__Directions__.
Set down the material once more, exactly as it appears.
------------------------------------------------
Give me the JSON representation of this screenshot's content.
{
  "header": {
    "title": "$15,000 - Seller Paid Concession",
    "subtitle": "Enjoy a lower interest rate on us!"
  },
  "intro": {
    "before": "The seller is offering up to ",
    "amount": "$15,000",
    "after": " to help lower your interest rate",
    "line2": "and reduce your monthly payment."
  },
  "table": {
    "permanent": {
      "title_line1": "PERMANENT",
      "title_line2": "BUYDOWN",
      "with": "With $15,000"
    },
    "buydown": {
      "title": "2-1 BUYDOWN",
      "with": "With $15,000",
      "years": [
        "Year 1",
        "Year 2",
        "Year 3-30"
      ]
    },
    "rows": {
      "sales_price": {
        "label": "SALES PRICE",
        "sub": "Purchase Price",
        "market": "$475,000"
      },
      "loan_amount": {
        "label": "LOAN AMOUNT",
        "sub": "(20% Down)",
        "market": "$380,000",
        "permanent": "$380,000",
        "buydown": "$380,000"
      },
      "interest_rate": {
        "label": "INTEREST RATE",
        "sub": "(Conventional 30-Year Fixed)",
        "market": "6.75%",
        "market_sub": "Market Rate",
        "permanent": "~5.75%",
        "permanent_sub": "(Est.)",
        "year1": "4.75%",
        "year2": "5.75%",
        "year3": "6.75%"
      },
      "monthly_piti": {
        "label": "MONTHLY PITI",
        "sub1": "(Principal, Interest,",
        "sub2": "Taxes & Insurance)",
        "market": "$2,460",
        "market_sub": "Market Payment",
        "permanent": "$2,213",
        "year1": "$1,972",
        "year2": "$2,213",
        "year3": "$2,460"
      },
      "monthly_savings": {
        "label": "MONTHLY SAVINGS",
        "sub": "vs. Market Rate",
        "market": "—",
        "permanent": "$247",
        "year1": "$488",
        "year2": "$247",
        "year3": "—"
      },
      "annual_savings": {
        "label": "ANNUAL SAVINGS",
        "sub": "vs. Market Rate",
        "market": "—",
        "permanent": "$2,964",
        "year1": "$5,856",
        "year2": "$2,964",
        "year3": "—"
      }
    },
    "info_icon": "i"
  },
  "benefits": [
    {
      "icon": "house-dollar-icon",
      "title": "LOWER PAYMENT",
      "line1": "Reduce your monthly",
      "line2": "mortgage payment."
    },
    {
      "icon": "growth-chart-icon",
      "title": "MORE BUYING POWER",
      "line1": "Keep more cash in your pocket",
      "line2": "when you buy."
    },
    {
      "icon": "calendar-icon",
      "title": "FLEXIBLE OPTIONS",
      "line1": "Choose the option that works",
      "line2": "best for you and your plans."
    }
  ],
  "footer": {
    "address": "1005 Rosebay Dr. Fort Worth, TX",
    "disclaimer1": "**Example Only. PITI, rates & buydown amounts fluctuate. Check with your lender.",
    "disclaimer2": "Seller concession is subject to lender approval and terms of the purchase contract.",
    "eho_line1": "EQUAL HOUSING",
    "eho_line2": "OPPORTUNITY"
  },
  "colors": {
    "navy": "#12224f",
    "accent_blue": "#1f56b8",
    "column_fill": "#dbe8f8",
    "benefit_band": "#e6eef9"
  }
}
------------------------------------------------
__Solution__.
Give me the JSON representation of this screenshot's content.
{
  "header": {
    "title": "$15,000 - Seller Paid Concession",
    "subtitle": "Enjoy a lower interest rate on us!"
  },
  "intro": {
    "before": "The seller is offering up to ",
    "amount": "$15,000",
    "after": " to help lower your interest rate",
    "line2": "and reduce your monthly payment."
  },
  "table": {
    "permanent": {
      "title_line1": "PERMANENT",
      "title_line2": "BUYDOWN",
      "with": "With $15,000"
    },
    "buydown": {
      "title": "2-1 BUYDOWN",
      "with": "With $15,000",
      "years": [
        "Year 1",
        "Year 2",
        "Year 3-30"
      ]
    },
    "rows": {
      "sales_price": {
        "label": "SALES PRICE",
        "sub": "Purchase Price",
        "market": "$475,000"
      },
      "loan_amount": {
        "label": "LOAN AMOUNT",
        "sub": "(20% Down)",
        "market": "$380,000",
        "permanent": "$380,000",
        "buydown": "$380,000"
      },
      "interest_rate": {
        "label": "INTEREST RATE",
        "sub": "(Conventional 30-Year Fixed)",
        "market": "6.75%",
        "market_sub": "Market Rate",
        "permanent": "~5.75%",
        "permanent_sub": "(Est.)",
        "year1": "4.75%",
        "year2": "5.75%",
        "year3": "6.75%"
      },
      "monthly_piti": {
        "label": "MONTHLY PITI",
        "sub1": "(Principal, Interest,",
        "sub2": "Taxes & Insurance)",
        "market": "$2,460",
        "market_sub": "Market Payment",
        "permanent": "$2,213",
        "year1": "$1,972",
        "year2": "$2,213",
        "year3": "$2,460"
      },
      "monthly_savings": {
        "label": "MONTHLY SAVINGS",
        "sub": "vs. Market Rate",
        "market": "—",
        "permanent": "$247",
        "year1": "$488",
        "year2": "$247",
        "year3": "—"
      },
      "annual_savings": {
        "label": "ANNUAL SAVINGS",
        "sub": "vs. Market Rate",
        "market": "—",
        "permanent": "$2,964",
        "year1": "$5,856",
        "year2": "$2,964",
        "year3": "—"
      }
    },
    "info_icon": "i"
  },
  "benefits": [
    {
      "icon": "house-dollar-icon",
      "title": "LOWER PAYMENT",
      "line1": "Reduce your monthly",
      "line2": "mortgage payment."
    },
    {
      "icon": "growth-chart-icon",
      "title": "MORE BUYING POWER",
      "line1": "Keep more cash in your pocket",
      "line2": "when you buy."
    },
    {
      "icon": "calendar-icon",
      "title": "FLEXIBLE OPTIONS",
      "line1": "Choose the option that works",
      "line2": "best for you and your plans."
    }
  ],
  "footer": {
    "address": "1005 Rosebay Dr. Fort Worth, TX",
    "disclaimer1": "**Example Only. PITI, rates & buydown amounts fluctuate. Check with your lender.",
    "disclaimer2": "Seller concession is subject to lender approval and terms of the purchase contract.",
    "eho_line1": "EQUAL HOUSING",
    "eho_line2": "OPPORTUNITY"
  },
  "colors": {
    "navy": "#12224f",
    "accent_blue": "#1f56b8",
    "column_fill": "#dbe8f8",
    "benefit_band": "#e6eef9"
  }
}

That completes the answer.